━━━━━ Supplied records
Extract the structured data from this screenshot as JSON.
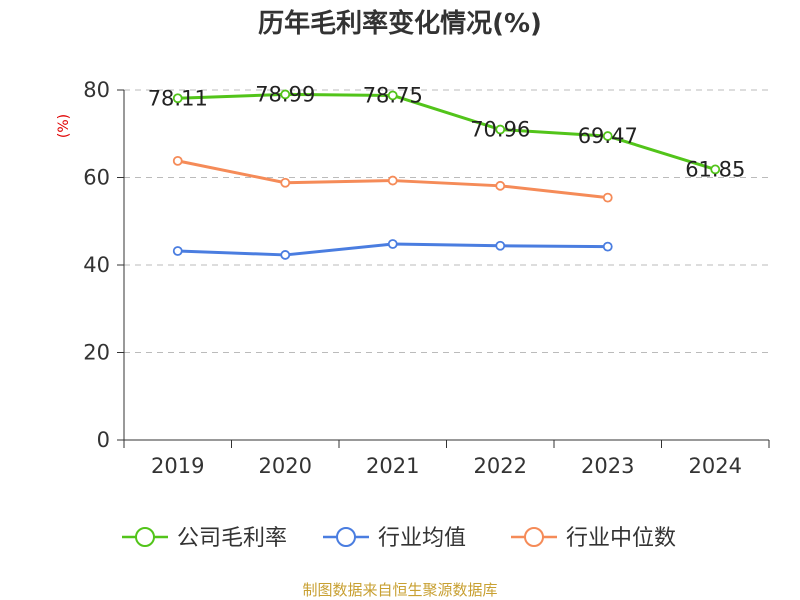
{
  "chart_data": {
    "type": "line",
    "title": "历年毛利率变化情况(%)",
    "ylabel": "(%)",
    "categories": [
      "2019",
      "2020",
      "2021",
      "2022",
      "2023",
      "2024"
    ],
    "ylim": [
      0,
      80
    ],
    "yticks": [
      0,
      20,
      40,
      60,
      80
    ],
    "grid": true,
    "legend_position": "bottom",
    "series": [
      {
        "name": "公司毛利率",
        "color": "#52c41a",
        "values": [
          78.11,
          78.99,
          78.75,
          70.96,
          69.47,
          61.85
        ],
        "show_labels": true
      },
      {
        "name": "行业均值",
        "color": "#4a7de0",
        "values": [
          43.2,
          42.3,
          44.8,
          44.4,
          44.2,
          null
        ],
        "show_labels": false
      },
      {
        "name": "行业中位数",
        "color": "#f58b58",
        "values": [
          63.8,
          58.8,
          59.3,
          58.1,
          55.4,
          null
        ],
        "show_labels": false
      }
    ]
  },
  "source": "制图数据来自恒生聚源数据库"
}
━━━━━━━━━━
• _Prompt_:
Copy each line above precisely, dropping the pictures.

• _Response_:
Extract the structured data from this screenshot as JSON.
{
  "chart_data": {
    "type": "line",
    "title": "历年毛利率变化情况(%)",
    "ylabel": "(%)",
    "categories": [
      "2019",
      "2020",
      "2021",
      "2022",
      "2023",
      "2024"
    ],
    "ylim": [
      0,
      80
    ],
    "yticks": [
      0,
      20,
      40,
      60,
      80
    ],
    "grid": true,
    "legend_position": "bottom",
    "series": [
      {
        "name": "公司毛利率",
        "color": "#52c41a",
        "values": [
          78.11,
          78.99,
          78.75,
          70.96,
          69.47,
          61.85
        ],
        "show_labels": true
      },
      {
        "name": "行业均值",
        "color": "#4a7de0",
        "values": [
          43.2,
          42.3,
          44.8,
          44.4,
          44.2,
          null
        ],
        "show_labels": false
      },
      {
        "name": "行业中位数",
        "color": "#f58b58",
        "values": [
          63.8,
          58.8,
          59.3,
          58.1,
          55.4,
          null
        ],
        "show_labels": false
      }
    ]
  },
  "source": "制图数据来自恒生聚源数据库"
}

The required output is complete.